EXERCISE AIM: Output every one of the following items again, word for word and unchanged.

A run of items
**********

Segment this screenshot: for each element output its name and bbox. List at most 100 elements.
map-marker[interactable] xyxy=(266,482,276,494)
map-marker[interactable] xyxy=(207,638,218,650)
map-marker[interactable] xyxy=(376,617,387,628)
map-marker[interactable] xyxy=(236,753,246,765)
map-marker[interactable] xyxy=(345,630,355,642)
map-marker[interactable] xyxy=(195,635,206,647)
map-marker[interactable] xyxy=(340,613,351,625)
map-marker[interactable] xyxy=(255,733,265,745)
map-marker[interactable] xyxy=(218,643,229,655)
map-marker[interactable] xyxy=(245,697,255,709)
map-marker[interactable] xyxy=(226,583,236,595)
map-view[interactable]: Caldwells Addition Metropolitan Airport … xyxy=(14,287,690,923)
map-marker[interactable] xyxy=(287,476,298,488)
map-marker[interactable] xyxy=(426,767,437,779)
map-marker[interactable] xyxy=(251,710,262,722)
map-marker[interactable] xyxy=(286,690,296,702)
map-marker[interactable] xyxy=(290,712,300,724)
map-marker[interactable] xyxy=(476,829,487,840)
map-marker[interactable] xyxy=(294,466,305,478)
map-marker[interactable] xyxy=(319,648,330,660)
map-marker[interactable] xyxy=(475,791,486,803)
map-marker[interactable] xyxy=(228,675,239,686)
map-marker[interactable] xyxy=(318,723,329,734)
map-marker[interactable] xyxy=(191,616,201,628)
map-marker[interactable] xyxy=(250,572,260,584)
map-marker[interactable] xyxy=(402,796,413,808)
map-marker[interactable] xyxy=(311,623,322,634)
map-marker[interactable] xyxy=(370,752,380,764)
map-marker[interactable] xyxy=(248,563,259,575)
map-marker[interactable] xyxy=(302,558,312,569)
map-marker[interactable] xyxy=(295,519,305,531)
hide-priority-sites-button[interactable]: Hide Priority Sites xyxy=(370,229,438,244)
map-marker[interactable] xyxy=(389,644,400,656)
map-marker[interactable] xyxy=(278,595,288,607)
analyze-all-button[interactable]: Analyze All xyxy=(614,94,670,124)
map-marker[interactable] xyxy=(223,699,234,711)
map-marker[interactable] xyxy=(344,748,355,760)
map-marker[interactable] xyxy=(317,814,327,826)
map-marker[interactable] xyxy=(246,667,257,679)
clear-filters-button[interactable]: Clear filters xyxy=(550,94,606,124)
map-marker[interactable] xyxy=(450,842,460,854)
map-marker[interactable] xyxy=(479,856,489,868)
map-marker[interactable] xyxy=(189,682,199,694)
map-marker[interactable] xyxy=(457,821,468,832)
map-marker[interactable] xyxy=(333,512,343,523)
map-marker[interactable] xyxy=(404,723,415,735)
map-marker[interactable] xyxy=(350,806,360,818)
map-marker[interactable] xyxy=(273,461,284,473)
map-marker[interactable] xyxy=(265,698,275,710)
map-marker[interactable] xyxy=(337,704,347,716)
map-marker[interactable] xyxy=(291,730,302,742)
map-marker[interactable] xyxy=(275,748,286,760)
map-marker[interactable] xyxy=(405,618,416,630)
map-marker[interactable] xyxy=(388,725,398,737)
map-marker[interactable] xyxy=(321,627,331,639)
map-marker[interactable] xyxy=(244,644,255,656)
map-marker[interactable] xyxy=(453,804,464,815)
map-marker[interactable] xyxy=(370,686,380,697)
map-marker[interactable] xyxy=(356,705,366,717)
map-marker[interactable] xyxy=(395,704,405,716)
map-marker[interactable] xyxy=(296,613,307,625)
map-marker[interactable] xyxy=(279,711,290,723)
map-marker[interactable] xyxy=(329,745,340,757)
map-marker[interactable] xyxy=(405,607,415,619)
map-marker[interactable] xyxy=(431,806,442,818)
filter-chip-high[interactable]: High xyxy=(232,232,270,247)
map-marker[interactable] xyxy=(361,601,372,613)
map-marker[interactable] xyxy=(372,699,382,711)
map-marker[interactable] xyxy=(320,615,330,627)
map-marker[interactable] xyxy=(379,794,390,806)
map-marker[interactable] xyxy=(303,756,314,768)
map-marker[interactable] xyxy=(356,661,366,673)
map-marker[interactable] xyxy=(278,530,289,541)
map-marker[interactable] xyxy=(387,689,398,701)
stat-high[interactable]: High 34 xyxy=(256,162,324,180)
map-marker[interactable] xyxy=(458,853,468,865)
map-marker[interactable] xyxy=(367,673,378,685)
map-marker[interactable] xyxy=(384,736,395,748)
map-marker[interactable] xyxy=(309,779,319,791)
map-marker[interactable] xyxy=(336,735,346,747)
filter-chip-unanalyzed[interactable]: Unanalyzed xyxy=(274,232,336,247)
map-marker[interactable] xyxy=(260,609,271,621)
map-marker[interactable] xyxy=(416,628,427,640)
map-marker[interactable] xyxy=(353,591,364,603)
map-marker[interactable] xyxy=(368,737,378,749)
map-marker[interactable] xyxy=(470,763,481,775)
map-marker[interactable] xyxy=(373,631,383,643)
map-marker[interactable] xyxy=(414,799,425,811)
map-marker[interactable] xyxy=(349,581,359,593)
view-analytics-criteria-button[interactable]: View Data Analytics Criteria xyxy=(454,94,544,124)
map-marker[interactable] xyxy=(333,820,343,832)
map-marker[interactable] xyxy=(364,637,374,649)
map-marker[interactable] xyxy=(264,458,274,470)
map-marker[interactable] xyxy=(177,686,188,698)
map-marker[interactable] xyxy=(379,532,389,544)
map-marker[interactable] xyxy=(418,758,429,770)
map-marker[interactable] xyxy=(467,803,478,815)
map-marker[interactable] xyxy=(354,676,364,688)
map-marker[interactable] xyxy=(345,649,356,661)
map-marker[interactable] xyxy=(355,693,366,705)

**********

OUTPUT:
Segment this screenshot: for each element output its name and bbox. List at most 100 elements.
map-marker[interactable] xyxy=(266,482,276,494)
map-marker[interactable] xyxy=(207,638,218,650)
map-marker[interactable] xyxy=(376,617,387,628)
map-marker[interactable] xyxy=(236,753,246,765)
map-marker[interactable] xyxy=(345,630,355,642)
map-marker[interactable] xyxy=(195,635,206,647)
map-marker[interactable] xyxy=(340,613,351,625)
map-marker[interactable] xyxy=(255,733,265,745)
map-marker[interactable] xyxy=(218,643,229,655)
map-marker[interactable] xyxy=(245,697,255,709)
map-marker[interactable] xyxy=(226,583,236,595)
map-view[interactable]: Caldwells Addition Metropolitan Airport … xyxy=(14,287,690,923)
map-marker[interactable] xyxy=(287,476,298,488)
map-marker[interactable] xyxy=(426,767,437,779)
map-marker[interactable] xyxy=(251,710,262,722)
map-marker[interactable] xyxy=(286,690,296,702)
map-marker[interactable] xyxy=(290,712,300,724)
map-marker[interactable] xyxy=(476,829,487,840)
map-marker[interactable] xyxy=(294,466,305,478)
map-marker[interactable] xyxy=(319,648,330,660)
map-marker[interactable] xyxy=(475,791,486,803)
map-marker[interactable] xyxy=(228,675,239,686)
map-marker[interactable] xyxy=(318,723,329,734)
map-marker[interactable] xyxy=(191,616,201,628)
map-marker[interactable] xyxy=(250,572,260,584)
map-marker[interactable] xyxy=(402,796,413,808)
map-marker[interactable] xyxy=(311,623,322,634)
map-marker[interactable] xyxy=(370,752,380,764)
map-marker[interactable] xyxy=(248,563,259,575)
map-marker[interactable] xyxy=(302,558,312,569)
map-marker[interactable] xyxy=(295,519,305,531)
hide-priority-sites-button[interactable]: Hide Priority Sites xyxy=(370,229,438,244)
map-marker[interactable] xyxy=(389,644,400,656)
map-marker[interactable] xyxy=(278,595,288,607)
analyze-all-button[interactable]: Analyze All xyxy=(614,94,670,124)
map-marker[interactable] xyxy=(223,699,234,711)
map-marker[interactable] xyxy=(344,748,355,760)
map-marker[interactable] xyxy=(317,814,327,826)
map-marker[interactable] xyxy=(246,667,257,679)
clear-filters-button[interactable]: Clear filters xyxy=(550,94,606,124)
map-marker[interactable] xyxy=(450,842,460,854)
map-marker[interactable] xyxy=(479,856,489,868)
map-marker[interactable] xyxy=(189,682,199,694)
map-marker[interactable] xyxy=(457,821,468,832)
map-marker[interactable] xyxy=(333,512,343,523)
map-marker[interactable] xyxy=(404,723,415,735)
map-marker[interactable] xyxy=(350,806,360,818)
map-marker[interactable] xyxy=(273,461,284,473)
map-marker[interactable] xyxy=(265,698,275,710)
map-marker[interactable] xyxy=(337,704,347,716)
map-marker[interactable] xyxy=(291,730,302,742)
map-marker[interactable] xyxy=(275,748,286,760)
map-marker[interactable] xyxy=(405,618,416,630)
map-marker[interactable] xyxy=(388,725,398,737)
map-marker[interactable] xyxy=(321,627,331,639)
map-marker[interactable] xyxy=(244,644,255,656)
map-marker[interactable] xyxy=(453,804,464,815)
map-marker[interactable] xyxy=(370,686,380,697)
map-marker[interactable] xyxy=(356,705,366,717)
map-marker[interactable] xyxy=(395,704,405,716)
map-marker[interactable] xyxy=(296,613,307,625)
map-marker[interactable] xyxy=(279,711,290,723)
map-marker[interactable] xyxy=(329,745,340,757)
map-marker[interactable] xyxy=(405,607,415,619)
map-marker[interactable] xyxy=(431,806,442,818)
filter-chip-high[interactable]: High xyxy=(232,232,270,247)
map-marker[interactable] xyxy=(361,601,372,613)
map-marker[interactable] xyxy=(372,699,382,711)
map-marker[interactable] xyxy=(320,615,330,627)
map-marker[interactable] xyxy=(379,794,390,806)
map-marker[interactable] xyxy=(303,756,314,768)
map-marker[interactable] xyxy=(356,661,366,673)
map-marker[interactable] xyxy=(278,530,289,541)
map-marker[interactable] xyxy=(387,689,398,701)
stat-high[interactable]: High 34 xyxy=(256,162,324,180)
map-marker[interactable] xyxy=(458,853,468,865)
map-marker[interactable] xyxy=(367,673,378,685)
map-marker[interactable] xyxy=(384,736,395,748)
map-marker[interactable] xyxy=(309,779,319,791)
map-marker[interactable] xyxy=(336,735,346,747)
filter-chip-unanalyzed[interactable]: Unanalyzed xyxy=(274,232,336,247)
map-marker[interactable] xyxy=(260,609,271,621)
map-marker[interactable] xyxy=(416,628,427,640)
map-marker[interactable] xyxy=(353,591,364,603)
map-marker[interactable] xyxy=(368,737,378,749)
map-marker[interactable] xyxy=(470,763,481,775)
map-marker[interactable] xyxy=(373,631,383,643)
map-marker[interactable] xyxy=(414,799,425,811)
map-marker[interactable] xyxy=(349,581,359,593)
view-analytics-criteria-button[interactable]: View Data Analytics Criteria xyxy=(454,94,544,124)
map-marker[interactable] xyxy=(333,820,343,832)
map-marker[interactable] xyxy=(364,637,374,649)
map-marker[interactable] xyxy=(264,458,274,470)
map-marker[interactable] xyxy=(177,686,188,698)
map-marker[interactable] xyxy=(379,532,389,544)
map-marker[interactable] xyxy=(418,758,429,770)
map-marker[interactable] xyxy=(467,803,478,815)
map-marker[interactable] xyxy=(354,676,364,688)
map-marker[interactable] xyxy=(345,649,356,661)
map-marker[interactable] xyxy=(355,693,366,705)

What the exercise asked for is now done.